Stored entries

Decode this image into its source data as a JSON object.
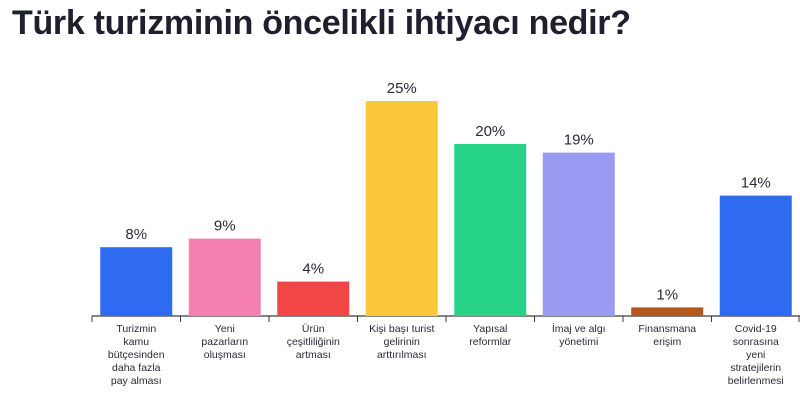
{
  "title": "Türk turizminin öncelikli ihtiyacı nedir?",
  "chart_data": {
    "type": "bar",
    "title": "Türk turizminin öncelikli ihtiyacı nedir?",
    "xlabel": "",
    "ylabel": "",
    "ylim": [
      0,
      25
    ],
    "grid": false,
    "legend": "none",
    "value_suffix": "%",
    "categories": [
      [
        "Turizmin",
        "kamu",
        "bütçesinden",
        "daha fazla",
        "pay alması"
      ],
      [
        "Yeni",
        "pazarların",
        "oluşması"
      ],
      [
        "Ürün",
        "çeşitliliğinin",
        "artması"
      ],
      [
        "Kişi başı turist",
        "gelirinin",
        "arttırılması"
      ],
      [
        "Yapısal",
        "reformlar"
      ],
      [
        "İmaj ve algı",
        "yönetimi"
      ],
      [
        "Finansmana",
        "erişim"
      ],
      [
        "Covid-19",
        "sonrasına",
        "yeni",
        "stratejilerin",
        "belirlenmesi"
      ]
    ],
    "values": [
      8,
      9,
      4,
      25,
      20,
      19,
      1,
      14
    ],
    "colors": [
      "#2f6bf0",
      "#f57fb0",
      "#f24545",
      "#fcc73d",
      "#27d487",
      "#9a9af2",
      "#b5571a",
      "#2f6bf0"
    ]
  }
}
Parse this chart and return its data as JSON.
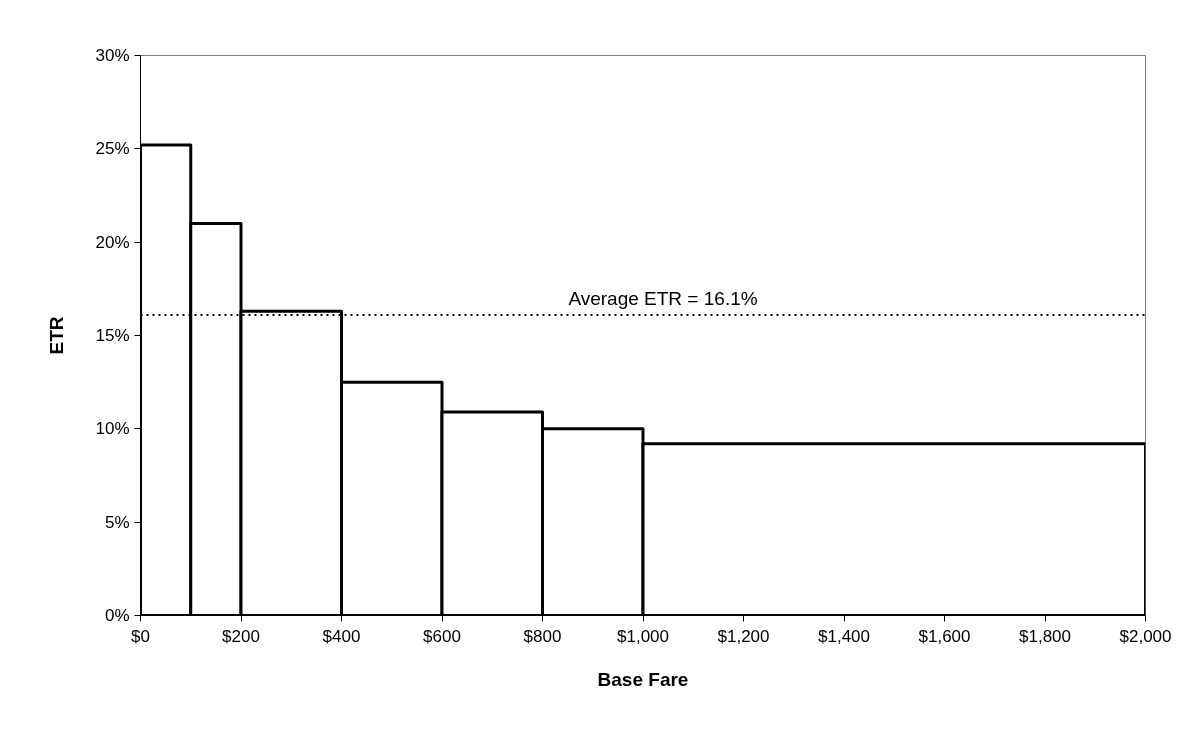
{
  "chart_data": {
    "type": "histogram",
    "xlabel": "Base Fare",
    "ylabel": "ETR",
    "bins": [
      0,
      100,
      200,
      400,
      600,
      800,
      1000,
      2000
    ],
    "values": [
      25.2,
      21.0,
      16.3,
      12.5,
      10.9,
      10.0,
      9.2
    ],
    "color": "#ffffff",
    "xlim": [
      0,
      2000
    ],
    "xticks": [
      {
        "value": 0,
        "label": "$0"
      },
      {
        "value": 200,
        "label": "$200"
      },
      {
        "value": 400,
        "label": "$400"
      },
      {
        "value": 600,
        "label": "$600"
      },
      {
        "value": 800,
        "label": "$800"
      },
      {
        "value": 1000,
        "label": "$1,000"
      },
      {
        "value": 1200,
        "label": "$1,200"
      },
      {
        "value": 1400,
        "label": "$1,400"
      },
      {
        "value": 1600,
        "label": "$1,600"
      },
      {
        "value": 1800,
        "label": "$1,800"
      },
      {
        "value": 2000,
        "label": "$2,000"
      }
    ],
    "ylim": [
      0,
      30
    ],
    "yticks": [
      {
        "value": 0,
        "label": "0%"
      },
      {
        "value": 5,
        "label": "5%"
      },
      {
        "value": 10,
        "label": "10%"
      },
      {
        "value": 15,
        "label": "15%"
      },
      {
        "value": 20,
        "label": "20%"
      },
      {
        "value": 25,
        "label": "25%"
      },
      {
        "value": 30,
        "label": "30%"
      }
    ],
    "ref_lines": [
      {
        "axis": "y",
        "value": 16.1,
        "label": "Average ETR = 16.1%",
        "color": "#000000",
        "line_style": "dotted"
      }
    ],
    "grid": false
  }
}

Exercise brief: Write out the full listing verbatim, excluding its pictures.

In response:
Decode this image into its source data as a JSON object.
{
  "title": "Türk turizminin öncelikli ihtiyacı nedir?",
  "chart_data": {
    "type": "bar",
    "title": "Türk turizminin öncelikli ihtiyacı nedir?",
    "xlabel": "",
    "ylabel": "",
    "ylim": [
      0,
      25
    ],
    "grid": false,
    "legend": "none",
    "value_suffix": "%",
    "categories": [
      [
        "Turizmin",
        "kamu",
        "bütçesinden",
        "daha fazla",
        "pay alması"
      ],
      [
        "Yeni",
        "pazarların",
        "oluşması"
      ],
      [
        "Ürün",
        "çeşitliliğinin",
        "artması"
      ],
      [
        "Kişi başı turist",
        "gelirinin",
        "arttırılması"
      ],
      [
        "Yapısal",
        "reformlar"
      ],
      [
        "İmaj ve algı",
        "yönetimi"
      ],
      [
        "Finansmana",
        "erişim"
      ],
      [
        "Covid-19",
        "sonrasına",
        "yeni",
        "stratejilerin",
        "belirlenmesi"
      ]
    ],
    "values": [
      8,
      9,
      4,
      25,
      20,
      19,
      1,
      14
    ],
    "colors": [
      "#2f6bf0",
      "#f57fb0",
      "#f24545",
      "#fcc73d",
      "#27d487",
      "#9a9af2",
      "#b5571a",
      "#2f6bf0"
    ]
  }
}
Parse this chart and return its data as JSON.
{
  "chart_data": {
    "type": "histogram",
    "xlabel": "Base Fare",
    "ylabel": "ETR",
    "bins": [
      0,
      100,
      200,
      400,
      600,
      800,
      1000,
      2000
    ],
    "values": [
      25.2,
      21.0,
      16.3,
      12.5,
      10.9,
      10.0,
      9.2
    ],
    "color": "#ffffff",
    "xlim": [
      0,
      2000
    ],
    "xticks": [
      {
        "value": 0,
        "label": "$0"
      },
      {
        "value": 200,
        "label": "$200"
      },
      {
        "value": 400,
        "label": "$400"
      },
      {
        "value": 600,
        "label": "$600"
      },
      {
        "value": 800,
        "label": "$800"
      },
      {
        "value": 1000,
        "label": "$1,000"
      },
      {
        "value": 1200,
        "label": "$1,200"
      },
      {
        "value": 1400,
        "label": "$1,400"
      },
      {
        "value": 1600,
        "label": "$1,600"
      },
      {
        "value": 1800,
        "label": "$1,800"
      },
      {
        "value": 2000,
        "label": "$2,000"
      }
    ],
    "ylim": [
      0,
      30
    ],
    "yticks": [
      {
        "value": 0,
        "label": "0%"
      },
      {
        "value": 5,
        "label": "5%"
      },
      {
        "value": 10,
        "label": "10%"
      },
      {
        "value": 15,
        "label": "15%"
      },
      {
        "value": 20,
        "label": "20%"
      },
      {
        "value": 25,
        "label": "25%"
      },
      {
        "value": 30,
        "label": "30%"
      }
    ],
    "ref_lines": [
      {
        "axis": "y",
        "value": 16.1,
        "label": "Average ETR = 16.1%",
        "color": "#000000",
        "line_style": "dotted"
      }
    ],
    "grid": false
  }
}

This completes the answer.